本文抜粋
————

政府の「新型コロナウイルス感染症対策分科会」は12月11日、特に流行が著しい地域について、「勝負の3週間」後も歯止めがかからない場合は、Go Toトラベルの一時停止や時短営業の繰り上げなどの対策強化を求めました。

政府の「新型コロナウイルス感染症対策分科会」が12月11日開かれ、特に流行が著しい地域について、「勝負の3週間」後にどうなるか、3つの想定シナリオを示した。

感染者が高止まりしたり、さらに増えたりして流行に歯止めがかからない場合は、「Go Toトラベル」事業等の一時停止や飲食店などの時間短縮営業を午後8時などにまで繰り上げることなど、さらなる対策強化を求める提言を出した。

また、感染者や重症者の増加で負担が重くなっている医療機関で退職者が相次いでいることなどに触れ、「強力な、今までとは違うレベルの財政的な支援を」と経済的な支援強化を求めた。

分科会後に会見した尾身茂会長は、「都道府県は今まで以上にリーダーシップを発揮して先手を打ち、国は都道府県が迅速な意思決定を行えるよう後押しをしていただきたい」と呼びかけた。

医療機関、保健所余裕なし 

尾身会長はまず、分科会の専門家の現状認識として、以下の表を示し、対策を強化する必要を述べた。

  • 医療機関:通常の医療とコロナの医療の両立が困難になっている
  • 都市部を中心とした保健所:後ろ向きのクラスター調査を行う余裕がない
  • 国民の多く:行動自粛を求められることに辟易している
  • 事業者:対策の早期の緩和を望んでいる


感染拡大地域で3つのシナリオ 何をすべきか?

その現状認識の上で、現在、流行や医療機関の逼迫が著しくなり、流行状況の4段階評価で上から2番目の「ステージ3」になっている北海道、東京、大阪などの都道府県について、様々な対策を打った「勝負の3週間」後にどうなるか、3つの想定シナリオを示した。

自治体によって対策を打ち始めた時期が異なるため、勝負の3週間の終了時期にはズレがあるが、概ね12月16日から17日あたりだとし

  • シナリオ1:感染減少地域
  • シナリオ2:感染高止まり地域
  • シナリオ3:感染拡大継続地域

のシナリオに分けて、なすべき対策を提言した。

シナリオ1:感染減少地域は?

まずは、新規感染者の報告数も減り、感染が下火になるシナリオ1だ。

引き続き、ステージ2の水準まで引き下げるように対策の手を止めないよう求めた上で、

若年層や50代の中年層が都道府県をまたいで移動し、二次感染を広げる割合や数が多いことから、この世代に対する効果的な情報発信を求めた。

飲食店などの時短営業要請については、医療の逼迫具合も見ながら、国と都道府県が連携し、継続するかどうか総合的に判断するとした。

————

データ抜粋
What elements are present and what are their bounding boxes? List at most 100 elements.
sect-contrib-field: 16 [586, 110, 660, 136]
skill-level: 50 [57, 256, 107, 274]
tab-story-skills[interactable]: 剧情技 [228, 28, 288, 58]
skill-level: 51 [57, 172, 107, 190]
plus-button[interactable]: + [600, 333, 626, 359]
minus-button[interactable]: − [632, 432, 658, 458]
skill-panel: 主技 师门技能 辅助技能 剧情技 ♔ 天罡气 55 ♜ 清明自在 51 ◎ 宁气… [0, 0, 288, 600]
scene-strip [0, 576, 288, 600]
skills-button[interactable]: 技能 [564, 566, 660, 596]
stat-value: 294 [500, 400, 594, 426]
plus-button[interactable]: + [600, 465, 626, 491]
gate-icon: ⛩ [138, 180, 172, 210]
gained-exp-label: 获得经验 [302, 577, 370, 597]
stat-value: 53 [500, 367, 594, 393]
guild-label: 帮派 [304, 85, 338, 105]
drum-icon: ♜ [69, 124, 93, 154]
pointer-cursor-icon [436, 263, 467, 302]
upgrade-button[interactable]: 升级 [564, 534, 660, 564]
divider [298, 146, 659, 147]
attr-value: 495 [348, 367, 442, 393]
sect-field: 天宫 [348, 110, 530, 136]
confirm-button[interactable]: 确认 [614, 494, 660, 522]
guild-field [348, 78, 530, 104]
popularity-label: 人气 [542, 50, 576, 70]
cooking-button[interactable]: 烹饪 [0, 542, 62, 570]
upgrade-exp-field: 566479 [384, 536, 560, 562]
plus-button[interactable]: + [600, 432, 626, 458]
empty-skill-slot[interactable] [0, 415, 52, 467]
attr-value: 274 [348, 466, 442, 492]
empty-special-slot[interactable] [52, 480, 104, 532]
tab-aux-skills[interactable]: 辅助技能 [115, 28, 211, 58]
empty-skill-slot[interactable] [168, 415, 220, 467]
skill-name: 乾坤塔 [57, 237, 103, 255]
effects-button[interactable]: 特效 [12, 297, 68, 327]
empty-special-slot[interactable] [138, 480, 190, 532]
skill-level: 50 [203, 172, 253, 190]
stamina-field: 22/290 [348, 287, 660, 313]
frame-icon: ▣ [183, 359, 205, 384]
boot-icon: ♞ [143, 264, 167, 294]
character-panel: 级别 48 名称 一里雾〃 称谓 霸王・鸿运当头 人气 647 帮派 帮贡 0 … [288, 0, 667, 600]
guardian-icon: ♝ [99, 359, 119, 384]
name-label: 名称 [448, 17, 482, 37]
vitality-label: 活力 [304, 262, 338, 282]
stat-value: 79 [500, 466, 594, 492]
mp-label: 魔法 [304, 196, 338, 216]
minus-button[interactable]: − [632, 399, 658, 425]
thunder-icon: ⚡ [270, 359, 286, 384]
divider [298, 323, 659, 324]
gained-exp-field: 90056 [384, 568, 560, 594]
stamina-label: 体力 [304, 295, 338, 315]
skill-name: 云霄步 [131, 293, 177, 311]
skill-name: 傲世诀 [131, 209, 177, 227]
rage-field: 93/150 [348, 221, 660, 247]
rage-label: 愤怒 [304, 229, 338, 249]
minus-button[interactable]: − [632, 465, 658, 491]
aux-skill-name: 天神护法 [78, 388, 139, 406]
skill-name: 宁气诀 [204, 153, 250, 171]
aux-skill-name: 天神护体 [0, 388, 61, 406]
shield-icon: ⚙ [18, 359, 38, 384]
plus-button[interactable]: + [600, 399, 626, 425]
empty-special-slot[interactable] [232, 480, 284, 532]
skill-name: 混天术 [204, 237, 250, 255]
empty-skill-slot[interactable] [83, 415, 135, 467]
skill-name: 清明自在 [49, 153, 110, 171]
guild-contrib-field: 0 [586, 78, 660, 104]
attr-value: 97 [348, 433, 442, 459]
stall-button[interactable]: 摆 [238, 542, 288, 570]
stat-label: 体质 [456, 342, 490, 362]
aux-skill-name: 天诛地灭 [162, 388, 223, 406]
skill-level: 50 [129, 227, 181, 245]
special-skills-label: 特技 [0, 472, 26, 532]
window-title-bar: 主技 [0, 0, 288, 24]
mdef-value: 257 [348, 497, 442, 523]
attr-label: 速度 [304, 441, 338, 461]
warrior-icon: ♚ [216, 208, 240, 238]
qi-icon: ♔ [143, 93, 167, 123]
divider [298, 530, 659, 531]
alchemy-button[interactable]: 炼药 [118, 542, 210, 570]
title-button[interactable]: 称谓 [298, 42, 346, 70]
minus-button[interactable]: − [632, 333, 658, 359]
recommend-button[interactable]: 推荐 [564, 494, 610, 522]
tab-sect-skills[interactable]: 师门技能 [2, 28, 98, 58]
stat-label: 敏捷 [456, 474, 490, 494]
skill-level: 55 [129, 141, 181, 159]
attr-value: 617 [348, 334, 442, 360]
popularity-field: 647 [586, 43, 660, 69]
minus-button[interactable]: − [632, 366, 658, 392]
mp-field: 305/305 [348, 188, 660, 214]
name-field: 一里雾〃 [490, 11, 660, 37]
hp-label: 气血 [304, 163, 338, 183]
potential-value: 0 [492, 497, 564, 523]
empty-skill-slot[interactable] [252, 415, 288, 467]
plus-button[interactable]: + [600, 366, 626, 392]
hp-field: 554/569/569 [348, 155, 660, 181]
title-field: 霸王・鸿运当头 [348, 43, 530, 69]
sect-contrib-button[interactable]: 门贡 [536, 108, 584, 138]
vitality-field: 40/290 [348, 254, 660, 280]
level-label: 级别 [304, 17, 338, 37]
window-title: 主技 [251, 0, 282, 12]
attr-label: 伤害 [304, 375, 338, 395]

————

課題
コロナ対策分科会の記事の「まずは、新規感染者の報告数も減り、感染が下火になるシナリオ1だ。」から「うか総合的に判断するとした。」までを、一字一句変えずに書き写してください。

回答
まずは、新規感染者の報告数も減り、感染が下火になるシナリオ1だ。

引き続き、ステージ2の水準まで引き下げるように対策の手を止めないよう求めた上で、

若年層や50代の中年層が都道府県をまたいで移動し、二次感染を広げる割合や数が多いことから、この世代に対する効果的な情報発信を求めた。

飲食店などの時短営業要請については、医療の逼迫具合も見ながら、国と都道府県が連携し、継続するかどうか総合的に判断するとした。